Records from a collection

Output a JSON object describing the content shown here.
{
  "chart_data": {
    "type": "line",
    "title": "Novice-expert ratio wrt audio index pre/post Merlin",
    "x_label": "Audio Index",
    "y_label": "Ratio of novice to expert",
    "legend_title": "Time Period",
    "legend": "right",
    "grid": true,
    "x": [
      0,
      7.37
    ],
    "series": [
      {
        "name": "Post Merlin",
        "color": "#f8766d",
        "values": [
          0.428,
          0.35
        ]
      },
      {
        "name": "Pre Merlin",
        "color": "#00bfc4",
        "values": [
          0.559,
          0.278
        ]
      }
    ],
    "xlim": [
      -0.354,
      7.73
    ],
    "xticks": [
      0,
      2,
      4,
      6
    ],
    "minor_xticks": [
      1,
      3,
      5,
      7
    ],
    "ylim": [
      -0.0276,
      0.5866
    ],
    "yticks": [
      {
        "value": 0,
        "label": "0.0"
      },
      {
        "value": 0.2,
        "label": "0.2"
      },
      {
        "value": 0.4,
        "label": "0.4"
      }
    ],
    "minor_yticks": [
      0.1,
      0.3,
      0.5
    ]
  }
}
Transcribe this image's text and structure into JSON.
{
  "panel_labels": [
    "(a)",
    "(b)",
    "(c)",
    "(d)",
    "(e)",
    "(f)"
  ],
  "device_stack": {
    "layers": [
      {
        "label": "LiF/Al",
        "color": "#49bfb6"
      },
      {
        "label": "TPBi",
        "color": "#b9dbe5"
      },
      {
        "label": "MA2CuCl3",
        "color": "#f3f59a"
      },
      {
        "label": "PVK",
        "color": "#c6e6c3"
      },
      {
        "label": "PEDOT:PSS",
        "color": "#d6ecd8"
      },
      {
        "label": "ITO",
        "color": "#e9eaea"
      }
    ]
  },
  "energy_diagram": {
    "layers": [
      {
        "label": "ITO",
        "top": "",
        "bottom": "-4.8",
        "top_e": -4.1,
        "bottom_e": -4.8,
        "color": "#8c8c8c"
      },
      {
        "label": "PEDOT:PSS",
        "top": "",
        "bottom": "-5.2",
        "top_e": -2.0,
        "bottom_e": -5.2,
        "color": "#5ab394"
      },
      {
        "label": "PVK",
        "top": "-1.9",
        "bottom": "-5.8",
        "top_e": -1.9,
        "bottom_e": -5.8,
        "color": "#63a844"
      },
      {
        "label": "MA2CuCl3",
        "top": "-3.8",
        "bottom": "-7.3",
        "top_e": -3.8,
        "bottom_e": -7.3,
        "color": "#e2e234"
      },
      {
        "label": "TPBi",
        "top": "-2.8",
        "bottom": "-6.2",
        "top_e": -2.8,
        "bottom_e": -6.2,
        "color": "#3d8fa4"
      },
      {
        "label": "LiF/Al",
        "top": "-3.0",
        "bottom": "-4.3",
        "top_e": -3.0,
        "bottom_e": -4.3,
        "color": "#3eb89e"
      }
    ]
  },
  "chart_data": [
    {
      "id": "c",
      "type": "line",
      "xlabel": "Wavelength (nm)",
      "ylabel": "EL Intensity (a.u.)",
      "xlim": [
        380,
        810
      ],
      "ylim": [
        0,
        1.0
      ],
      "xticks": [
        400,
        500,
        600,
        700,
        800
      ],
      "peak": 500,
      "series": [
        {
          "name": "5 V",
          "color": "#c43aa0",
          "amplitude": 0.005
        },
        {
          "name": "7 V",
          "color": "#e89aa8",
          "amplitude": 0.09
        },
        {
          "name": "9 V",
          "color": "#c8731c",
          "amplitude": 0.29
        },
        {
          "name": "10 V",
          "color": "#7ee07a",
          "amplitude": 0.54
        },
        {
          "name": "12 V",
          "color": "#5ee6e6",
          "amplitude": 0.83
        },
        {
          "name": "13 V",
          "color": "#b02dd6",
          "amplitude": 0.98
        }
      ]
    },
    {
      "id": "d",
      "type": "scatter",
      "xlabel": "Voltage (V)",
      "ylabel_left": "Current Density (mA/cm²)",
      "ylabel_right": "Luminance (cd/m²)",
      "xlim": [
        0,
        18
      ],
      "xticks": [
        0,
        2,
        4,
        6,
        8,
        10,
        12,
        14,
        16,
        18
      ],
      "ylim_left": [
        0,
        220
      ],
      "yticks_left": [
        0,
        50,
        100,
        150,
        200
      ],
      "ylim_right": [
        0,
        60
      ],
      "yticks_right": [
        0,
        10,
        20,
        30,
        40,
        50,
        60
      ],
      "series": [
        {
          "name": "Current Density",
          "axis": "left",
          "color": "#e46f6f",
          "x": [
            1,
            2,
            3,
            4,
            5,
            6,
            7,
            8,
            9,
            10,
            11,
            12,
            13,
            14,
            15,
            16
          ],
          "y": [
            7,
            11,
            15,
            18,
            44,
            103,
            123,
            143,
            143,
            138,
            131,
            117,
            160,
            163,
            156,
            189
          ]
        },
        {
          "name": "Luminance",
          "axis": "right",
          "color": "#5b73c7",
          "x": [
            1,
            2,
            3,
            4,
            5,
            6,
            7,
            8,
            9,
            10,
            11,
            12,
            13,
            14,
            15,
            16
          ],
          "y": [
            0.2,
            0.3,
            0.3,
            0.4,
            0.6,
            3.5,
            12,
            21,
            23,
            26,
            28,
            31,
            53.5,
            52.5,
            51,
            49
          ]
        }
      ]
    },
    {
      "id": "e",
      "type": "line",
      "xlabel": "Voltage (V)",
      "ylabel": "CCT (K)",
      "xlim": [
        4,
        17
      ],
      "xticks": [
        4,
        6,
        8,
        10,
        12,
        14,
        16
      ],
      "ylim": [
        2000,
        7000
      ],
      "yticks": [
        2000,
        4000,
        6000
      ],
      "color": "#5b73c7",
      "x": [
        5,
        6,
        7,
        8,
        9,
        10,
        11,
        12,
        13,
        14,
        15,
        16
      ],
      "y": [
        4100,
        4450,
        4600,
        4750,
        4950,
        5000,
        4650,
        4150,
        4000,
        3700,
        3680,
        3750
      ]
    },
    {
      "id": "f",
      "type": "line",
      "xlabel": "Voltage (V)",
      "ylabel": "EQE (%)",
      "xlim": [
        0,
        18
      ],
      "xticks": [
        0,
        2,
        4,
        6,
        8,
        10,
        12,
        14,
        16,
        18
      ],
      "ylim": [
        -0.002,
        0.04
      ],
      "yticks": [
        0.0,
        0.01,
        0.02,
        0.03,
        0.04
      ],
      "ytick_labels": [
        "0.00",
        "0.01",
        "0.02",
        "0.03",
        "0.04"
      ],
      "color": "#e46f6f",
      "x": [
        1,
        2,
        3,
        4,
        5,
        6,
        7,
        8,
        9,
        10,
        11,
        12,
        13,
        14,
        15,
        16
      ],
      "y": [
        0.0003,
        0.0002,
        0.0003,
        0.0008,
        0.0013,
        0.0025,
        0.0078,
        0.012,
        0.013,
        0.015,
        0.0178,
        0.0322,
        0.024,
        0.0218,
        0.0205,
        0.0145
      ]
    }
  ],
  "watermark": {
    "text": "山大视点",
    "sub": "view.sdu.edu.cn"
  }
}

[What to work on]
Set down all of the data above, word for word.

[Result]
Output a JSON object describing the content shown here.
{
  "chart_data": {
    "type": "line",
    "title": "Novice-expert ratio wrt audio index pre/post Merlin",
    "x_label": "Audio Index",
    "y_label": "Ratio of novice to expert",
    "legend_title": "Time Period",
    "legend": "right",
    "grid": true,
    "x": [
      0,
      7.37
    ],
    "series": [
      {
        "name": "Post Merlin",
        "color": "#f8766d",
        "values": [
          0.428,
          0.35
        ]
      },
      {
        "name": "Pre Merlin",
        "color": "#00bfc4",
        "values": [
          0.559,
          0.278
        ]
      }
    ],
    "xlim": [
      -0.354,
      7.73
    ],
    "xticks": [
      0,
      2,
      4,
      6
    ],
    "minor_xticks": [
      1,
      3,
      5,
      7
    ],
    "ylim": [
      -0.0276,
      0.5866
    ],
    "yticks": [
      {
        "value": 0,
        "label": "0.0"
      },
      {
        "value": 0.2,
        "label": "0.2"
      },
      {
        "value": 0.4,
        "label": "0.4"
      }
    ],
    "minor_yticks": [
      0.1,
      0.3,
      0.5
    ]
  }
}
Transcribe this image's text and structure into JSON.
{
  "panel_labels": [
    "(a)",
    "(b)",
    "(c)",
    "(d)",
    "(e)",
    "(f)"
  ],
  "device_stack": {
    "layers": [
      {
        "label": "LiF/Al",
        "color": "#49bfb6"
      },
      {
        "label": "TPBi",
        "color": "#b9dbe5"
      },
      {
        "label": "MA2CuCl3",
        "color": "#f3f59a"
      },
      {
        "label": "PVK",
        "color": "#c6e6c3"
      },
      {
        "label": "PEDOT:PSS",
        "color": "#d6ecd8"
      },
      {
        "label": "ITO",
        "color": "#e9eaea"
      }
    ]
  },
  "energy_diagram": {
    "layers": [
      {
        "label": "ITO",
        "top": "",
        "bottom": "-4.8",
        "top_e": -4.1,
        "bottom_e": -4.8,
        "color": "#8c8c8c"
      },
      {
        "label": "PEDOT:PSS",
        "top": "",
        "bottom": "-5.2",
        "top_e": -2.0,
        "bottom_e": -5.2,
        "color": "#5ab394"
      },
      {
        "label": "PVK",
        "top": "-1.9",
        "bottom": "-5.8",
        "top_e": -1.9,
        "bottom_e": -5.8,
        "color": "#63a844"
      },
      {
        "label": "MA2CuCl3",
        "top": "-3.8",
        "bottom": "-7.3",
        "top_e": -3.8,
        "bottom_e": -7.3,
        "color": "#e2e234"
      },
      {
        "label": "TPBi",
        "top": "-2.8",
        "bottom": "-6.2",
        "top_e": -2.8,
        "bottom_e": -6.2,
        "color": "#3d8fa4"
      },
      {
        "label": "LiF/Al",
        "top": "-3.0",
        "bottom": "-4.3",
        "top_e": -3.0,
        "bottom_e": -4.3,
        "color": "#3eb89e"
      }
    ]
  },
  "chart_data": [
    {
      "id": "c",
      "type": "line",
      "xlabel": "Wavelength (nm)",
      "ylabel": "EL Intensity (a.u.)",
      "xlim": [
        380,
        810
      ],
      "ylim": [
        0,
        1.0
      ],
      "xticks": [
        400,
        500,
        600,
        700,
        800
      ],
      "peak": 500,
      "series": [
        {
          "name": "5 V",
          "color": "#c43aa0",
          "amplitude": 0.005
        },
        {
          "name": "7 V",
          "color": "#e89aa8",
          "amplitude": 0.09
        },
        {
          "name": "9 V",
          "color": "#c8731c",
          "amplitude": 0.29
        },
        {
          "name": "10 V",
          "color": "#7ee07a",
          "amplitude": 0.54
        },
        {
          "name": "12 V",
          "color": "#5ee6e6",
          "amplitude": 0.83
        },
        {
          "name": "13 V",
          "color": "#b02dd6",
          "amplitude": 0.98
        }
      ]
    },
    {
      "id": "d",
      "type": "scatter",
      "xlabel": "Voltage (V)",
      "ylabel_left": "Current Density (mA/cm²)",
      "ylabel_right": "Luminance (cd/m²)",
      "xlim": [
        0,
        18
      ],
      "xticks": [
        0,
        2,
        4,
        6,
        8,
        10,
        12,
        14,
        16,
        18
      ],
      "ylim_left": [
        0,
        220
      ],
      "yticks_left": [
        0,
        50,
        100,
        150,
        200
      ],
      "ylim_right": [
        0,
        60
      ],
      "yticks_right": [
        0,
        10,
        20,
        30,
        40,
        50,
        60
      ],
      "series": [
        {
          "name": "Current Density",
          "axis": "left",
          "color": "#e46f6f",
          "x": [
            1,
            2,
            3,
            4,
            5,
            6,
            7,
            8,
            9,
            10,
            11,
            12,
            13,
            14,
            15,
            16
          ],
          "y": [
            7,
            11,
            15,
            18,
            44,
            103,
            123,
            143,
            143,
            138,
            131,
            117,
            160,
            163,
            156,
            189
          ]
        },
        {
          "name": "Luminance",
          "axis": "right",
          "color": "#5b73c7",
          "x": [
            1,
            2,
            3,
            4,
            5,
            6,
            7,
            8,
            9,
            10,
            11,
            12,
            13,
            14,
            15,
            16
          ],
          "y": [
            0.2,
            0.3,
            0.3,
            0.4,
            0.6,
            3.5,
            12,
            21,
            23,
            26,
            28,
            31,
            53.5,
            52.5,
            51,
            49
          ]
        }
      ]
    },
    {
      "id": "e",
      "type": "line",
      "xlabel": "Voltage (V)",
      "ylabel": "CCT (K)",
      "xlim": [
        4,
        17
      ],
      "xticks": [
        4,
        6,
        8,
        10,
        12,
        14,
        16
      ],
      "ylim": [
        2000,
        7000
      ],
      "yticks": [
        2000,
        4000,
        6000
      ],
      "color": "#5b73c7",
      "x": [
        5,
        6,
        7,
        8,
        9,
        10,
        11,
        12,
        13,
        14,
        15,
        16
      ],
      "y": [
        4100,
        4450,
        4600,
        4750,
        4950,
        5000,
        4650,
        4150,
        4000,
        3700,
        3680,
        3750
      ]
    },
    {
      "id": "f",
      "type": "line",
      "xlabel": "Voltage (V)",
      "ylabel": "EQE (%)",
      "xlim": [
        0,
        18
      ],
      "xticks": [
        0,
        2,
        4,
        6,
        8,
        10,
        12,
        14,
        16,
        18
      ],
      "ylim": [
        -0.002,
        0.04
      ],
      "yticks": [
        0.0,
        0.01,
        0.02,
        0.03,
        0.04
      ],
      "ytick_labels": [
        "0.00",
        "0.01",
        "0.02",
        "0.03",
        "0.04"
      ],
      "color": "#e46f6f",
      "x": [
        1,
        2,
        3,
        4,
        5,
        6,
        7,
        8,
        9,
        10,
        11,
        12,
        13,
        14,
        15,
        16
      ],
      "y": [
        0.0003,
        0.0002,
        0.0003,
        0.0008,
        0.0013,
        0.0025,
        0.0078,
        0.012,
        0.013,
        0.015,
        0.0178,
        0.0322,
        0.024,
        0.0218,
        0.0205,
        0.0145
      ]
    }
  ],
  "watermark": {
    "text": "山大视点",
    "sub": "view.sdu.edu.cn"
  }
}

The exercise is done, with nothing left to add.